- **What is asked**:
Extract from the listing each line in which the word "Примерные" appears.
-- Begin Material supplied --
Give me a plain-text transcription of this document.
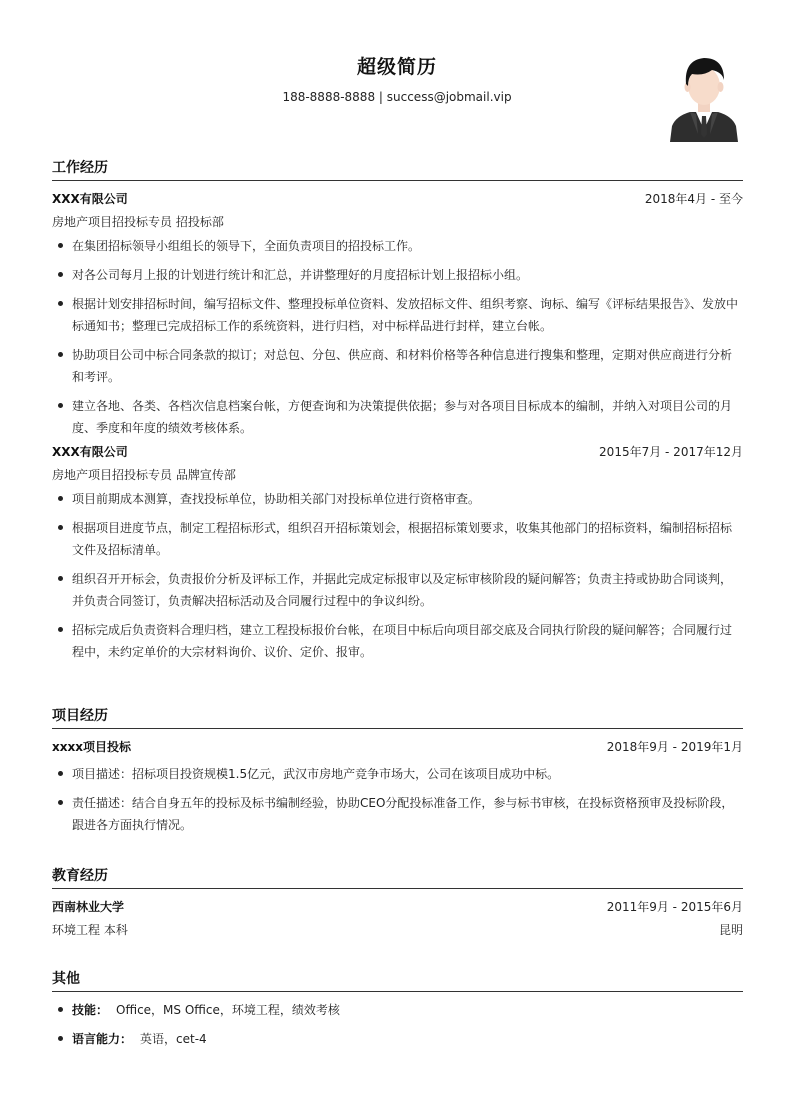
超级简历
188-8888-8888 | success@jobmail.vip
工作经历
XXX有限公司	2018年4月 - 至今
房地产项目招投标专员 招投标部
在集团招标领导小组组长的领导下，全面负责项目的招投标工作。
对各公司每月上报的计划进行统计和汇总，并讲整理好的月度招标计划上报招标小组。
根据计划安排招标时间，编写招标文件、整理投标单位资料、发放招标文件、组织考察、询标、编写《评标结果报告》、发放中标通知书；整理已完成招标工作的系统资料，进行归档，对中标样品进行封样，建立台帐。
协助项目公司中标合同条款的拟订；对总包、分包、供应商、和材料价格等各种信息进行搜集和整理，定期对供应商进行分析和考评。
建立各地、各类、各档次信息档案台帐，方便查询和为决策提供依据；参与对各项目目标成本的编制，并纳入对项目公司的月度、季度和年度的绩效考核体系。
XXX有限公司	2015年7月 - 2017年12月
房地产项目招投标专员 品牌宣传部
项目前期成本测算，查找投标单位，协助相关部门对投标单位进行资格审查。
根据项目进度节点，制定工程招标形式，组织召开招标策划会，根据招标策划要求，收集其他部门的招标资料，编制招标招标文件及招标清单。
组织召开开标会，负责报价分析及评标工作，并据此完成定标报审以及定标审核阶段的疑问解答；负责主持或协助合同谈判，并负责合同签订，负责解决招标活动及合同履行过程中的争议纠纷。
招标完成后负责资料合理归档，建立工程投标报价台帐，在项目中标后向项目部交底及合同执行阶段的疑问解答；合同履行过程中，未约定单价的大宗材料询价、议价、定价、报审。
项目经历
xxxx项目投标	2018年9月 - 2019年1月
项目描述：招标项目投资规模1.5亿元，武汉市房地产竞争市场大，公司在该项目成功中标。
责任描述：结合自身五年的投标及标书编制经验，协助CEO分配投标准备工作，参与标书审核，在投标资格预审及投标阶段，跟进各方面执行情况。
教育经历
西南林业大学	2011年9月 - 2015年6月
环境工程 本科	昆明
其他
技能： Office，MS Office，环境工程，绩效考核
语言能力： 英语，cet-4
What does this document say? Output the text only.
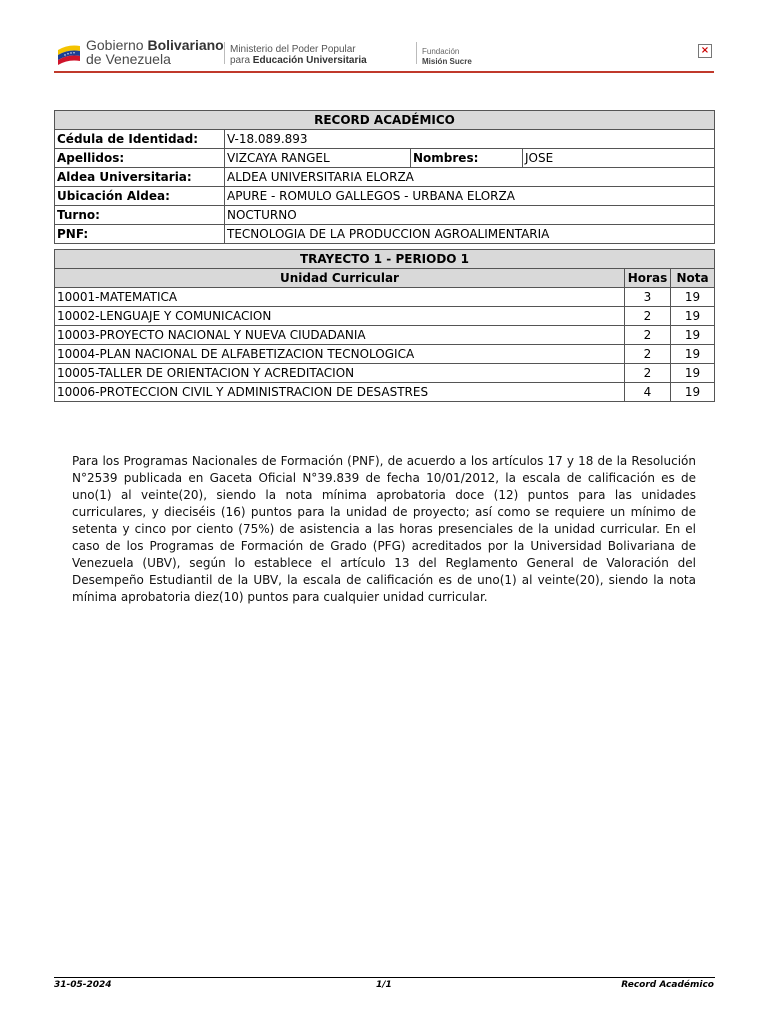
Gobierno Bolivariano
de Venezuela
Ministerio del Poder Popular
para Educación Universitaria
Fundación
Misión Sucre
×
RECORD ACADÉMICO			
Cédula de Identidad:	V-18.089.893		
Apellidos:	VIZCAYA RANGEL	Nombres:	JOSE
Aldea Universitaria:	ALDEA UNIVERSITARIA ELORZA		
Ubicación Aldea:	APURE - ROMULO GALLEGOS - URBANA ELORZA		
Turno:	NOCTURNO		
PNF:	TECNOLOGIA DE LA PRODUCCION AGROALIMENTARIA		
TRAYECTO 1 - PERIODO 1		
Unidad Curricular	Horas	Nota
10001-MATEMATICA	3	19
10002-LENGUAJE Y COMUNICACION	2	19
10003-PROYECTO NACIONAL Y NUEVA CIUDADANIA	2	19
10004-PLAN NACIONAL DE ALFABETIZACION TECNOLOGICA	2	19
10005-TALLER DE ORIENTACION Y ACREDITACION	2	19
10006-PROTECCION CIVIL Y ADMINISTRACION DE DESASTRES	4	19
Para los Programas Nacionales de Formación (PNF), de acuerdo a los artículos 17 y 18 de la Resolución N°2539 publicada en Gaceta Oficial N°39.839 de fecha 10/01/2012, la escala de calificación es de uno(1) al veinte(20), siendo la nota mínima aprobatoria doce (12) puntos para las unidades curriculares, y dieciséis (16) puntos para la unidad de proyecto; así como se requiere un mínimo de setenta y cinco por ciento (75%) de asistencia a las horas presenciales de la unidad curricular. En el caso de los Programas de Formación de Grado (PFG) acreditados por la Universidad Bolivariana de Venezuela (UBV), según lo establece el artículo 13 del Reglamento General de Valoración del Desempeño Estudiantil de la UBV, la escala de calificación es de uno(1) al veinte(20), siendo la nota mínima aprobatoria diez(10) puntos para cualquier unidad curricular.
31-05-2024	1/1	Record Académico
-- End Material supplied --
-- Begin Material supplied --
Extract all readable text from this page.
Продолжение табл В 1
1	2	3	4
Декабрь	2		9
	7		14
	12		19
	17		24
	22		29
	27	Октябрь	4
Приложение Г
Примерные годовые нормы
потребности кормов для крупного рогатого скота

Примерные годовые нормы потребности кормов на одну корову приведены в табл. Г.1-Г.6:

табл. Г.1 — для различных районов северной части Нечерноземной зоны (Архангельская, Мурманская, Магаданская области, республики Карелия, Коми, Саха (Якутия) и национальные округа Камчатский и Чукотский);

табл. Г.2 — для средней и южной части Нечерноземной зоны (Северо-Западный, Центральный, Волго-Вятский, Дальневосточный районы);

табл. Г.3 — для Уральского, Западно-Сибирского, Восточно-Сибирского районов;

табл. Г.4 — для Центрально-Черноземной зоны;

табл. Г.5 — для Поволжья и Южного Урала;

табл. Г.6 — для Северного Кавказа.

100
-- End Material supplied --
-- Begin Material supplied --
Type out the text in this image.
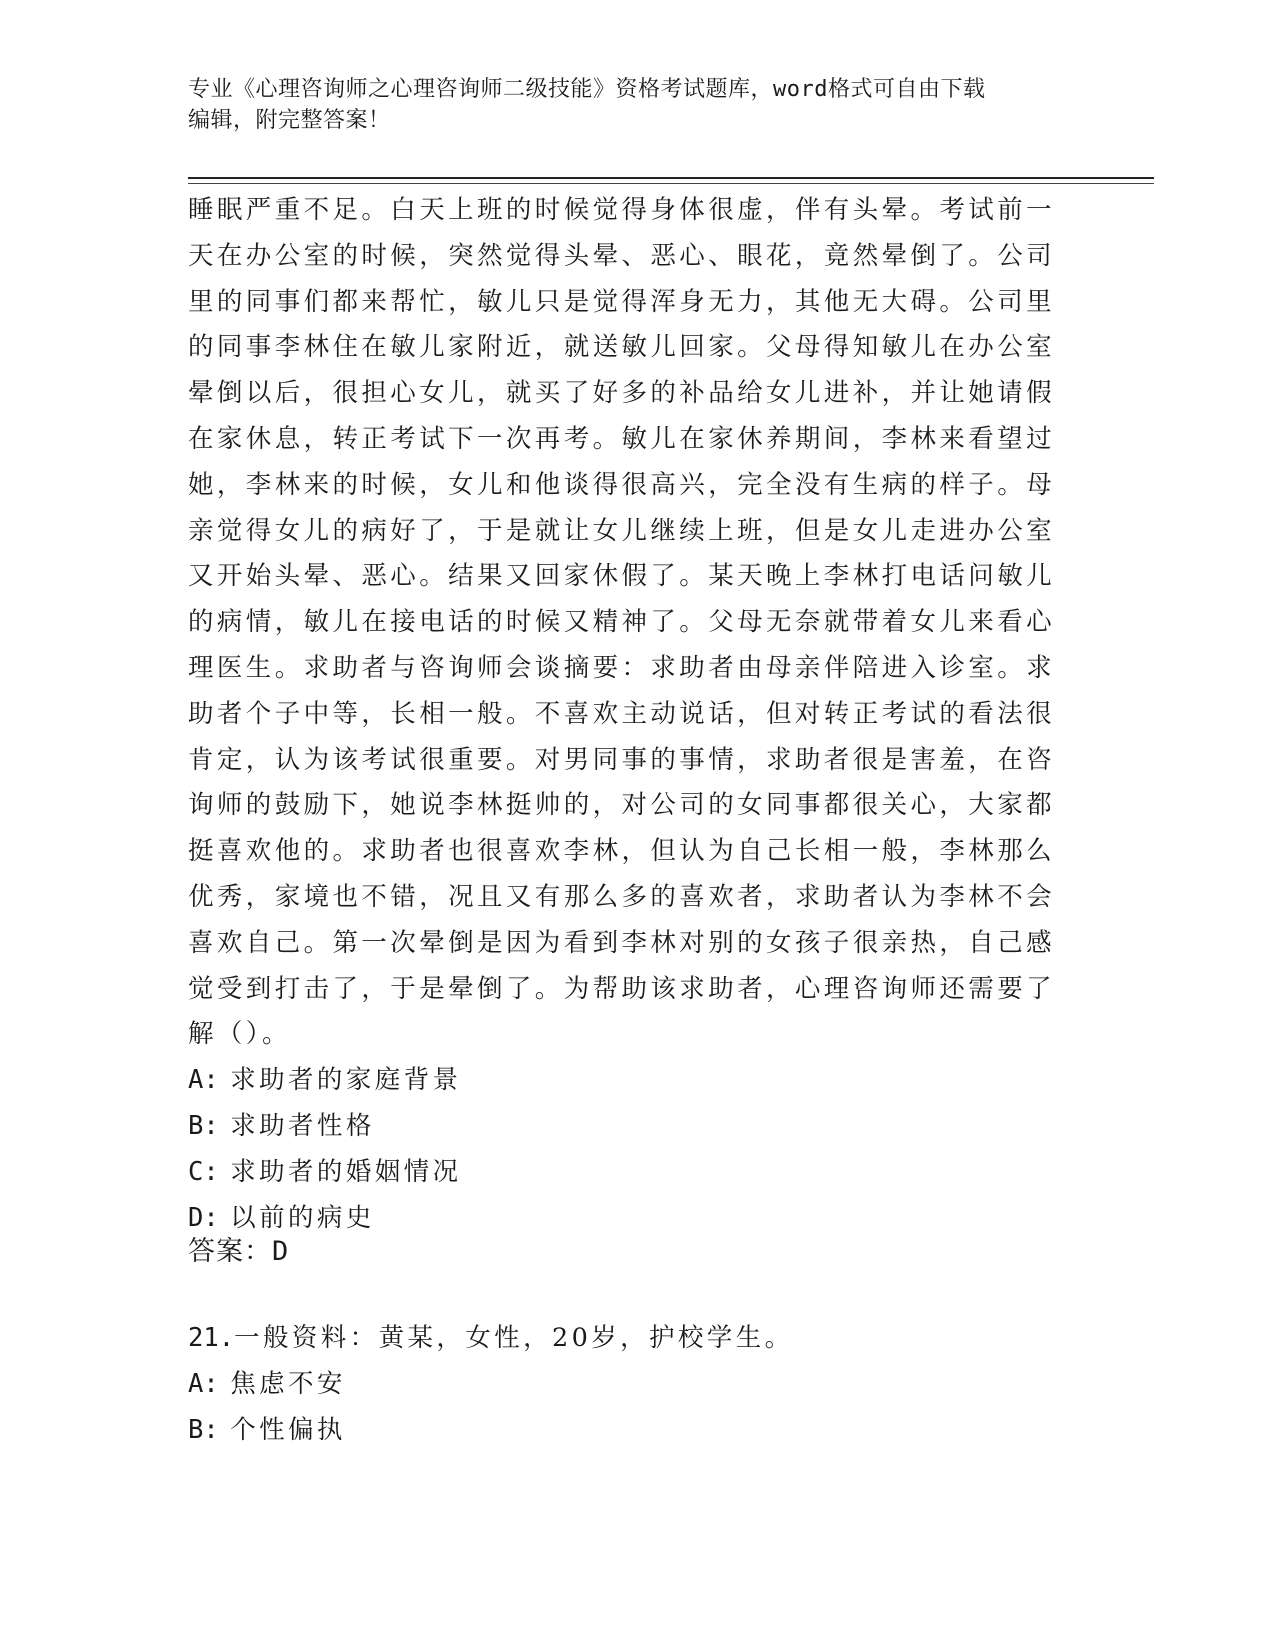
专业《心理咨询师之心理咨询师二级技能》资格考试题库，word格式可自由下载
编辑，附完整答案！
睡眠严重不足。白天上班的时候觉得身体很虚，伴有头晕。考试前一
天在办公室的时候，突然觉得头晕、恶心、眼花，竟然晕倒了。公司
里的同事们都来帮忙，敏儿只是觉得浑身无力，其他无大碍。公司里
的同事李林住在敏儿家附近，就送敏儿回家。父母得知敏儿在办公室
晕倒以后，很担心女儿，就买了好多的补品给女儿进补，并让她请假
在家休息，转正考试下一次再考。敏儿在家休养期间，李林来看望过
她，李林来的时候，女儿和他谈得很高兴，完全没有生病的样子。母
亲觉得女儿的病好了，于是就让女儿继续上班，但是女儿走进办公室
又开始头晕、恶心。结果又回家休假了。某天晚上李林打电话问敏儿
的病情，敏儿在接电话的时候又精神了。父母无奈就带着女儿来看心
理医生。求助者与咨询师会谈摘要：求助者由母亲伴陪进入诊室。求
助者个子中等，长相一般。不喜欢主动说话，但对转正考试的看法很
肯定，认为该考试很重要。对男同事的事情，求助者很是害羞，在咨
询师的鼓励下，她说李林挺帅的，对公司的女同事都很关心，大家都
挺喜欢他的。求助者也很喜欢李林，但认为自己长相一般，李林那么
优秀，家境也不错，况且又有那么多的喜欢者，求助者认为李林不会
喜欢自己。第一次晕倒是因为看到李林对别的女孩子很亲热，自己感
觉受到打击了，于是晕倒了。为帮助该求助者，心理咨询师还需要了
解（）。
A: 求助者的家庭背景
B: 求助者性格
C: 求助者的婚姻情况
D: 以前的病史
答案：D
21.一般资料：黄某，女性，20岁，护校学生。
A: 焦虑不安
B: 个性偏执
-- End Material supplied --
- **Expected answer**:
Примерные годовые нормы
Примерные годовые нормы потребности кормов на одну корову приведены в табл. Г.1-Г.6:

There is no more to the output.